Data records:
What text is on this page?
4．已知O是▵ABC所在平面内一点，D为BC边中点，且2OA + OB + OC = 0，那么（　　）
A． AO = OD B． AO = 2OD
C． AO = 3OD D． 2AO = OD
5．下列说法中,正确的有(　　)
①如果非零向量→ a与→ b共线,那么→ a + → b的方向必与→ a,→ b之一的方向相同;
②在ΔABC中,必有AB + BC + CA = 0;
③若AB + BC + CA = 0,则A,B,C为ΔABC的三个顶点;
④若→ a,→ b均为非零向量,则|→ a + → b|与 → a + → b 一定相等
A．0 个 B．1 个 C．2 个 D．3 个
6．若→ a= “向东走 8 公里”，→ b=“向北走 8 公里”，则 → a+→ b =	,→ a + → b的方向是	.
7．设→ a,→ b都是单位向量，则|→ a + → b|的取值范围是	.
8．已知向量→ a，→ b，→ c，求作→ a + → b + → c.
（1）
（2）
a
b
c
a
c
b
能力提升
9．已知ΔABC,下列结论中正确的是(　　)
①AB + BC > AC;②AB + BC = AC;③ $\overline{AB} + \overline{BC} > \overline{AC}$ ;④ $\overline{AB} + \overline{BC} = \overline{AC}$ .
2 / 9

**TASK PROMPT**:
Repeat the listing above without any change.

**EXERCISE ANSWER**:
What text is on this page?
4．已知O是▵ABC所在平面内一点，D为BC边中点，且2OA + OB + OC = 0，那么（　　）
A． AO = OD B． AO = 2OD
C． AO = 3OD D． 2AO = OD
5．下列说法中,正确的有(　　)
①如果非零向量→ a与→ b共线,那么→ a + → b的方向必与→ a,→ b之一的方向相同;
②在ΔABC中,必有AB + BC + CA = 0;
③若AB + BC + CA = 0,则A,B,C为ΔABC的三个顶点;
④若→ a,→ b均为非零向量,则|→ a + → b|与 → a + → b 一定相等
A．0 个 B．1 个 C．2 个 D．3 个
6．若→ a= “向东走 8 公里”，→ b=“向北走 8 公里”，则 → a+→ b =	,→ a + → b的方向是	.
7．设→ a,→ b都是单位向量，则|→ a + → b|的取值范围是	.
8．已知向量→ a，→ b，→ c，求作→ a + → b + → c.
（1）
（2）
a
b
c
a
c
b
能力提升
9．已知ΔABC,下列结论中正确的是(　　)
①AB + BC > AC;②AB + BC = AC;③ $\overline{AB} + \overline{BC} > \overline{AC}$ ;④ $\overline{AB} + \overline{BC} = \overline{AC}$ .
2 / 9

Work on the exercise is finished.